__EXERCISE OBJECTIVE__.
Make a verbatim copy of the entries below; pictures stay out.

------ INPUT MATERIAL ------

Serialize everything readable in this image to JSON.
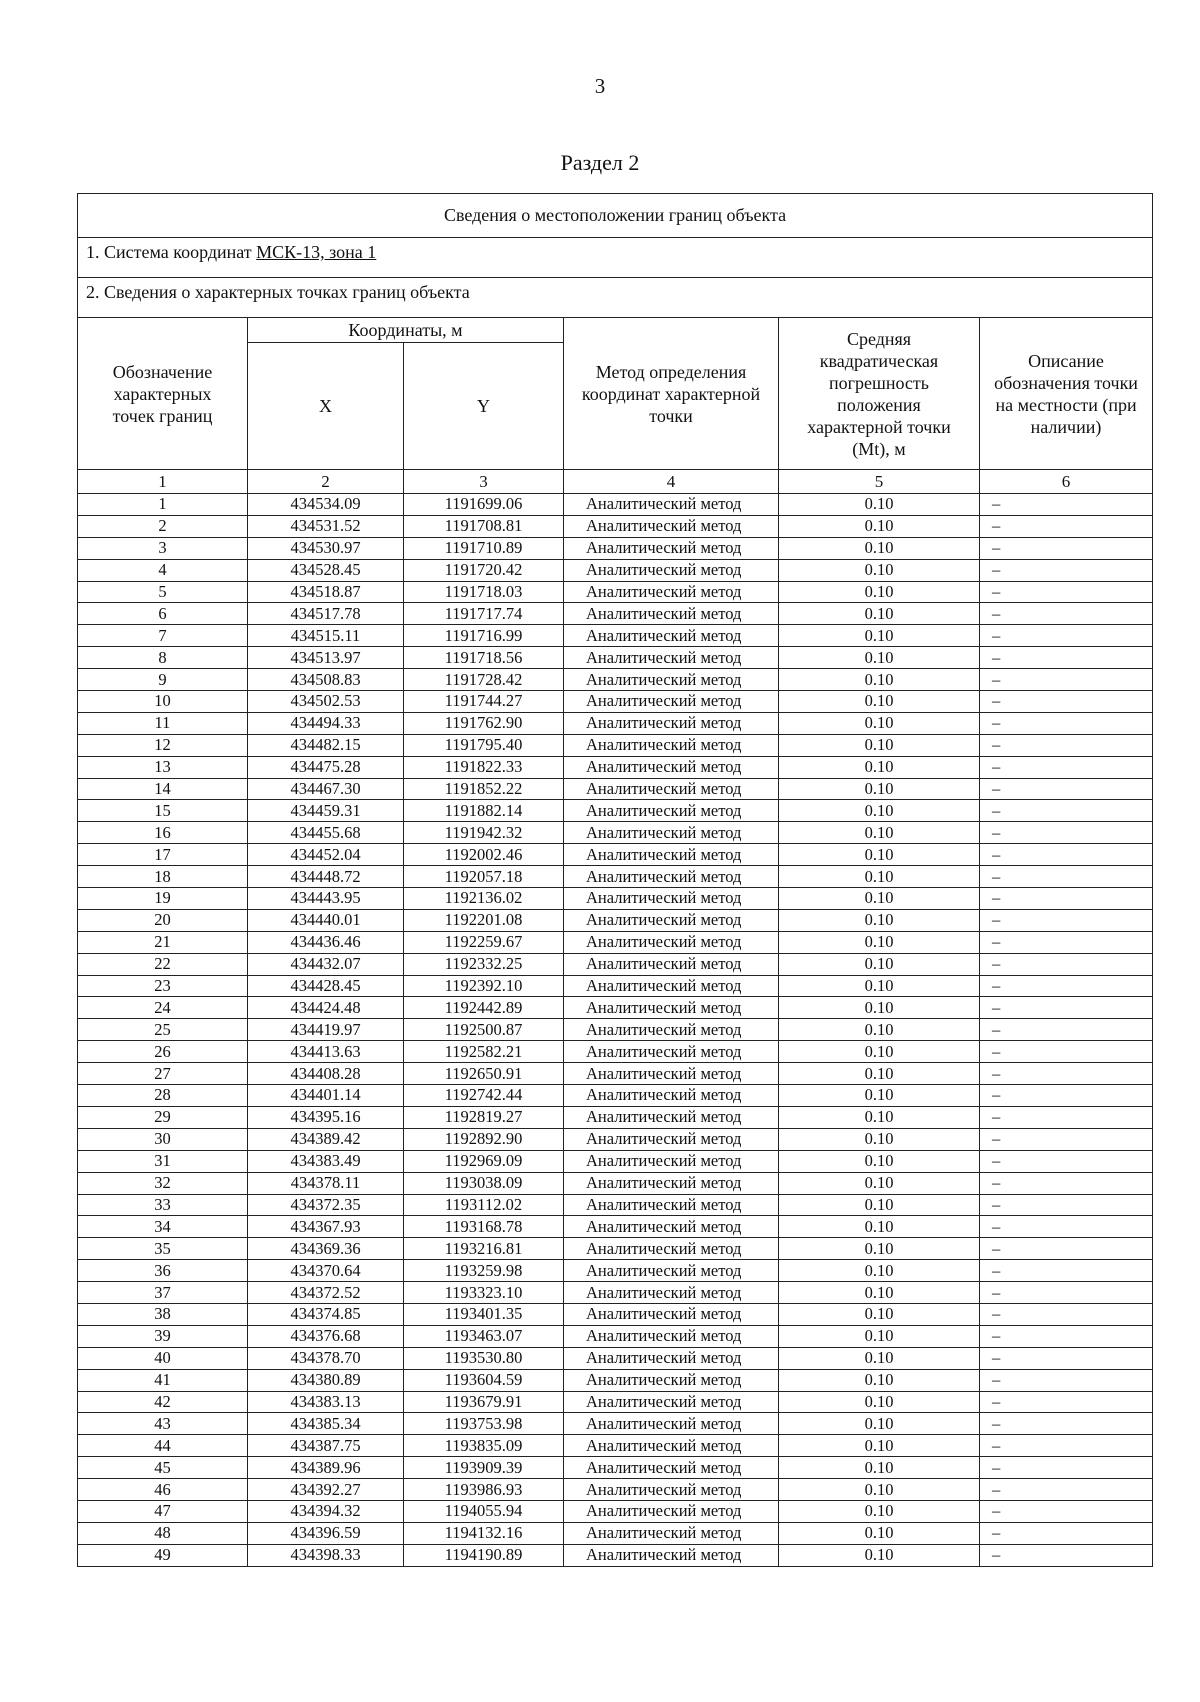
{
  "page_number": "3",
  "section_title": "Раздел 2",
  "table": {
    "title": "Сведения о местоположении границ объекта",
    "coord_system_label": "1. Система координат ",
    "coord_system_value": "МСК-13, зона 1",
    "points_label": "2. Сведения о характерных точках границ объекта",
    "headers": {
      "point": "Обозначение характерных точек границ",
      "coords": "Координаты, м",
      "x": "X",
      "y": "Y",
      "method": "Метод определения координат характерной точки",
      "error": "Средняя квадратическая погрешность положения характерной точки (Mt), м",
      "desc": "Описание обозначения точки на местности (при наличии)"
    },
    "column_numbers": [
      "1",
      "2",
      "3",
      "4",
      "5",
      "6"
    ],
    "rows": [
      [
        "1",
        "434534.09",
        "1191699.06",
        "Аналитический метод",
        "0.10",
        "–"
      ],
      [
        "2",
        "434531.52",
        "1191708.81",
        "Аналитический метод",
        "0.10",
        "–"
      ],
      [
        "3",
        "434530.97",
        "1191710.89",
        "Аналитический метод",
        "0.10",
        "–"
      ],
      [
        "4",
        "434528.45",
        "1191720.42",
        "Аналитический метод",
        "0.10",
        "–"
      ],
      [
        "5",
        "434518.87",
        "1191718.03",
        "Аналитический метод",
        "0.10",
        "–"
      ],
      [
        "6",
        "434517.78",
        "1191717.74",
        "Аналитический метод",
        "0.10",
        "–"
      ],
      [
        "7",
        "434515.11",
        "1191716.99",
        "Аналитический метод",
        "0.10",
        "–"
      ],
      [
        "8",
        "434513.97",
        "1191718.56",
        "Аналитический метод",
        "0.10",
        "–"
      ],
      [
        "9",
        "434508.83",
        "1191728.42",
        "Аналитический метод",
        "0.10",
        "–"
      ],
      [
        "10",
        "434502.53",
        "1191744.27",
        "Аналитический метод",
        "0.10",
        "–"
      ],
      [
        "11",
        "434494.33",
        "1191762.90",
        "Аналитический метод",
        "0.10",
        "–"
      ],
      [
        "12",
        "434482.15",
        "1191795.40",
        "Аналитический метод",
        "0.10",
        "–"
      ],
      [
        "13",
        "434475.28",
        "1191822.33",
        "Аналитический метод",
        "0.10",
        "–"
      ],
      [
        "14",
        "434467.30",
        "1191852.22",
        "Аналитический метод",
        "0.10",
        "–"
      ],
      [
        "15",
        "434459.31",
        "1191882.14",
        "Аналитический метод",
        "0.10",
        "–"
      ],
      [
        "16",
        "434455.68",
        "1191942.32",
        "Аналитический метод",
        "0.10",
        "–"
      ],
      [
        "17",
        "434452.04",
        "1192002.46",
        "Аналитический метод",
        "0.10",
        "–"
      ],
      [
        "18",
        "434448.72",
        "1192057.18",
        "Аналитический метод",
        "0.10",
        "–"
      ],
      [
        "19",
        "434443.95",
        "1192136.02",
        "Аналитический метод",
        "0.10",
        "–"
      ],
      [
        "20",
        "434440.01",
        "1192201.08",
        "Аналитический метод",
        "0.10",
        "–"
      ],
      [
        "21",
        "434436.46",
        "1192259.67",
        "Аналитический метод",
        "0.10",
        "–"
      ],
      [
        "22",
        "434432.07",
        "1192332.25",
        "Аналитический метод",
        "0.10",
        "–"
      ],
      [
        "23",
        "434428.45",
        "1192392.10",
        "Аналитический метод",
        "0.10",
        "–"
      ],
      [
        "24",
        "434424.48",
        "1192442.89",
        "Аналитический метод",
        "0.10",
        "–"
      ],
      [
        "25",
        "434419.97",
        "1192500.87",
        "Аналитический метод",
        "0.10",
        "–"
      ],
      [
        "26",
        "434413.63",
        "1192582.21",
        "Аналитический метод",
        "0.10",
        "–"
      ],
      [
        "27",
        "434408.28",
        "1192650.91",
        "Аналитический метод",
        "0.10",
        "–"
      ],
      [
        "28",
        "434401.14",
        "1192742.44",
        "Аналитический метод",
        "0.10",
        "–"
      ],
      [
        "29",
        "434395.16",
        "1192819.27",
        "Аналитический метод",
        "0.10",
        "–"
      ],
      [
        "30",
        "434389.42",
        "1192892.90",
        "Аналитический метод",
        "0.10",
        "–"
      ],
      [
        "31",
        "434383.49",
        "1192969.09",
        "Аналитический метод",
        "0.10",
        "–"
      ],
      [
        "32",
        "434378.11",
        "1193038.09",
        "Аналитический метод",
        "0.10",
        "–"
      ],
      [
        "33",
        "434372.35",
        "1193112.02",
        "Аналитический метод",
        "0.10",
        "–"
      ],
      [
        "34",
        "434367.93",
        "1193168.78",
        "Аналитический метод",
        "0.10",
        "–"
      ],
      [
        "35",
        "434369.36",
        "1193216.81",
        "Аналитический метод",
        "0.10",
        "–"
      ],
      [
        "36",
        "434370.64",
        "1193259.98",
        "Аналитический метод",
        "0.10",
        "–"
      ],
      [
        "37",
        "434372.52",
        "1193323.10",
        "Аналитический метод",
        "0.10",
        "–"
      ],
      [
        "38",
        "434374.85",
        "1193401.35",
        "Аналитический метод",
        "0.10",
        "–"
      ],
      [
        "39",
        "434376.68",
        "1193463.07",
        "Аналитический метод",
        "0.10",
        "–"
      ],
      [
        "40",
        "434378.70",
        "1193530.80",
        "Аналитический метод",
        "0.10",
        "–"
      ],
      [
        "41",
        "434380.89",
        "1193604.59",
        "Аналитический метод",
        "0.10",
        "–"
      ],
      [
        "42",
        "434383.13",
        "1193679.91",
        "Аналитический метод",
        "0.10",
        "–"
      ],
      [
        "43",
        "434385.34",
        "1193753.98",
        "Аналитический метод",
        "0.10",
        "–"
      ],
      [
        "44",
        "434387.75",
        "1193835.09",
        "Аналитический метод",
        "0.10",
        "–"
      ],
      [
        "45",
        "434389.96",
        "1193909.39",
        "Аналитический метод",
        "0.10",
        "–"
      ],
      [
        "46",
        "434392.27",
        "1193986.93",
        "Аналитический метод",
        "0.10",
        "–"
      ],
      [
        "47",
        "434394.32",
        "1194055.94",
        "Аналитический метод",
        "0.10",
        "–"
      ],
      [
        "48",
        "434396.59",
        "1194132.16",
        "Аналитический метод",
        "0.10",
        "–"
      ],
      [
        "49",
        "434398.33",
        "1194190.89",
        "Аналитический метод",
        "0.10",
        "–"
      ]
    ]
  }
}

------

__COMPLETED EXERCISE__.
Serialize everything readable in this image to JSON.
{
  "page_number": "3",
  "section_title": "Раздел 2",
  "table": {
    "title": "Сведения о местоположении границ объекта",
    "coord_system_label": "1. Система координат ",
    "coord_system_value": "МСК-13, зона 1",
    "points_label": "2. Сведения о характерных точках границ объекта",
    "headers": {
      "point": "Обозначение характерных точек границ",
      "coords": "Координаты, м",
      "x": "X",
      "y": "Y",
      "method": "Метод определения координат характерной точки",
      "error": "Средняя квадратическая погрешность положения характерной точки (Mt), м",
      "desc": "Описание обозначения точки на местности (при наличии)"
    },
    "column_numbers": [
      "1",
      "2",
      "3",
      "4",
      "5",
      "6"
    ],
    "rows": [
      [
        "1",
        "434534.09",
        "1191699.06",
        "Аналитический метод",
        "0.10",
        "–"
      ],
      [
        "2",
        "434531.52",
        "1191708.81",
        "Аналитический метод",
        "0.10",
        "–"
      ],
      [
        "3",
        "434530.97",
        "1191710.89",
        "Аналитический метод",
        "0.10",
        "–"
      ],
      [
        "4",
        "434528.45",
        "1191720.42",
        "Аналитический метод",
        "0.10",
        "–"
      ],
      [
        "5",
        "434518.87",
        "1191718.03",
        "Аналитический метод",
        "0.10",
        "–"
      ],
      [
        "6",
        "434517.78",
        "1191717.74",
        "Аналитический метод",
        "0.10",
        "–"
      ],
      [
        "7",
        "434515.11",
        "1191716.99",
        "Аналитический метод",
        "0.10",
        "–"
      ],
      [
        "8",
        "434513.97",
        "1191718.56",
        "Аналитический метод",
        "0.10",
        "–"
      ],
      [
        "9",
        "434508.83",
        "1191728.42",
        "Аналитический метод",
        "0.10",
        "–"
      ],
      [
        "10",
        "434502.53",
        "1191744.27",
        "Аналитический метод",
        "0.10",
        "–"
      ],
      [
        "11",
        "434494.33",
        "1191762.90",
        "Аналитический метод",
        "0.10",
        "–"
      ],
      [
        "12",
        "434482.15",
        "1191795.40",
        "Аналитический метод",
        "0.10",
        "–"
      ],
      [
        "13",
        "434475.28",
        "1191822.33",
        "Аналитический метод",
        "0.10",
        "–"
      ],
      [
        "14",
        "434467.30",
        "1191852.22",
        "Аналитический метод",
        "0.10",
        "–"
      ],
      [
        "15",
        "434459.31",
        "1191882.14",
        "Аналитический метод",
        "0.10",
        "–"
      ],
      [
        "16",
        "434455.68",
        "1191942.32",
        "Аналитический метод",
        "0.10",
        "–"
      ],
      [
        "17",
        "434452.04",
        "1192002.46",
        "Аналитический метод",
        "0.10",
        "–"
      ],
      [
        "18",
        "434448.72",
        "1192057.18",
        "Аналитический метод",
        "0.10",
        "–"
      ],
      [
        "19",
        "434443.95",
        "1192136.02",
        "Аналитический метод",
        "0.10",
        "–"
      ],
      [
        "20",
        "434440.01",
        "1192201.08",
        "Аналитический метод",
        "0.10",
        "–"
      ],
      [
        "21",
        "434436.46",
        "1192259.67",
        "Аналитический метод",
        "0.10",
        "–"
      ],
      [
        "22",
        "434432.07",
        "1192332.25",
        "Аналитический метод",
        "0.10",
        "–"
      ],
      [
        "23",
        "434428.45",
        "1192392.10",
        "Аналитический метод",
        "0.10",
        "–"
      ],
      [
        "24",
        "434424.48",
        "1192442.89",
        "Аналитический метод",
        "0.10",
        "–"
      ],
      [
        "25",
        "434419.97",
        "1192500.87",
        "Аналитический метод",
        "0.10",
        "–"
      ],
      [
        "26",
        "434413.63",
        "1192582.21",
        "Аналитический метод",
        "0.10",
        "–"
      ],
      [
        "27",
        "434408.28",
        "1192650.91",
        "Аналитический метод",
        "0.10",
        "–"
      ],
      [
        "28",
        "434401.14",
        "1192742.44",
        "Аналитический метод",
        "0.10",
        "–"
      ],
      [
        "29",
        "434395.16",
        "1192819.27",
        "Аналитический метод",
        "0.10",
        "–"
      ],
      [
        "30",
        "434389.42",
        "1192892.90",
        "Аналитический метод",
        "0.10",
        "–"
      ],
      [
        "31",
        "434383.49",
        "1192969.09",
        "Аналитический метод",
        "0.10",
        "–"
      ],
      [
        "32",
        "434378.11",
        "1193038.09",
        "Аналитический метод",
        "0.10",
        "–"
      ],
      [
        "33",
        "434372.35",
        "1193112.02",
        "Аналитический метод",
        "0.10",
        "–"
      ],
      [
        "34",
        "434367.93",
        "1193168.78",
        "Аналитический метод",
        "0.10",
        "–"
      ],
      [
        "35",
        "434369.36",
        "1193216.81",
        "Аналитический метод",
        "0.10",
        "–"
      ],
      [
        "36",
        "434370.64",
        "1193259.98",
        "Аналитический метод",
        "0.10",
        "–"
      ],
      [
        "37",
        "434372.52",
        "1193323.10",
        "Аналитический метод",
        "0.10",
        "–"
      ],
      [
        "38",
        "434374.85",
        "1193401.35",
        "Аналитический метод",
        "0.10",
        "–"
      ],
      [
        "39",
        "434376.68",
        "1193463.07",
        "Аналитический метод",
        "0.10",
        "–"
      ],
      [
        "40",
        "434378.70",
        "1193530.80",
        "Аналитический метод",
        "0.10",
        "–"
      ],
      [
        "41",
        "434380.89",
        "1193604.59",
        "Аналитический метод",
        "0.10",
        "–"
      ],
      [
        "42",
        "434383.13",
        "1193679.91",
        "Аналитический метод",
        "0.10",
        "–"
      ],
      [
        "43",
        "434385.34",
        "1193753.98",
        "Аналитический метод",
        "0.10",
        "–"
      ],
      [
        "44",
        "434387.75",
        "1193835.09",
        "Аналитический метод",
        "0.10",
        "–"
      ],
      [
        "45",
        "434389.96",
        "1193909.39",
        "Аналитический метод",
        "0.10",
        "–"
      ],
      [
        "46",
        "434392.27",
        "1193986.93",
        "Аналитический метод",
        "0.10",
        "–"
      ],
      [
        "47",
        "434394.32",
        "1194055.94",
        "Аналитический метод",
        "0.10",
        "–"
      ],
      [
        "48",
        "434396.59",
        "1194132.16",
        "Аналитический метод",
        "0.10",
        "–"
      ],
      [
        "49",
        "434398.33",
        "1194190.89",
        "Аналитический метод",
        "0.10",
        "–"
      ]
    ]
  }
}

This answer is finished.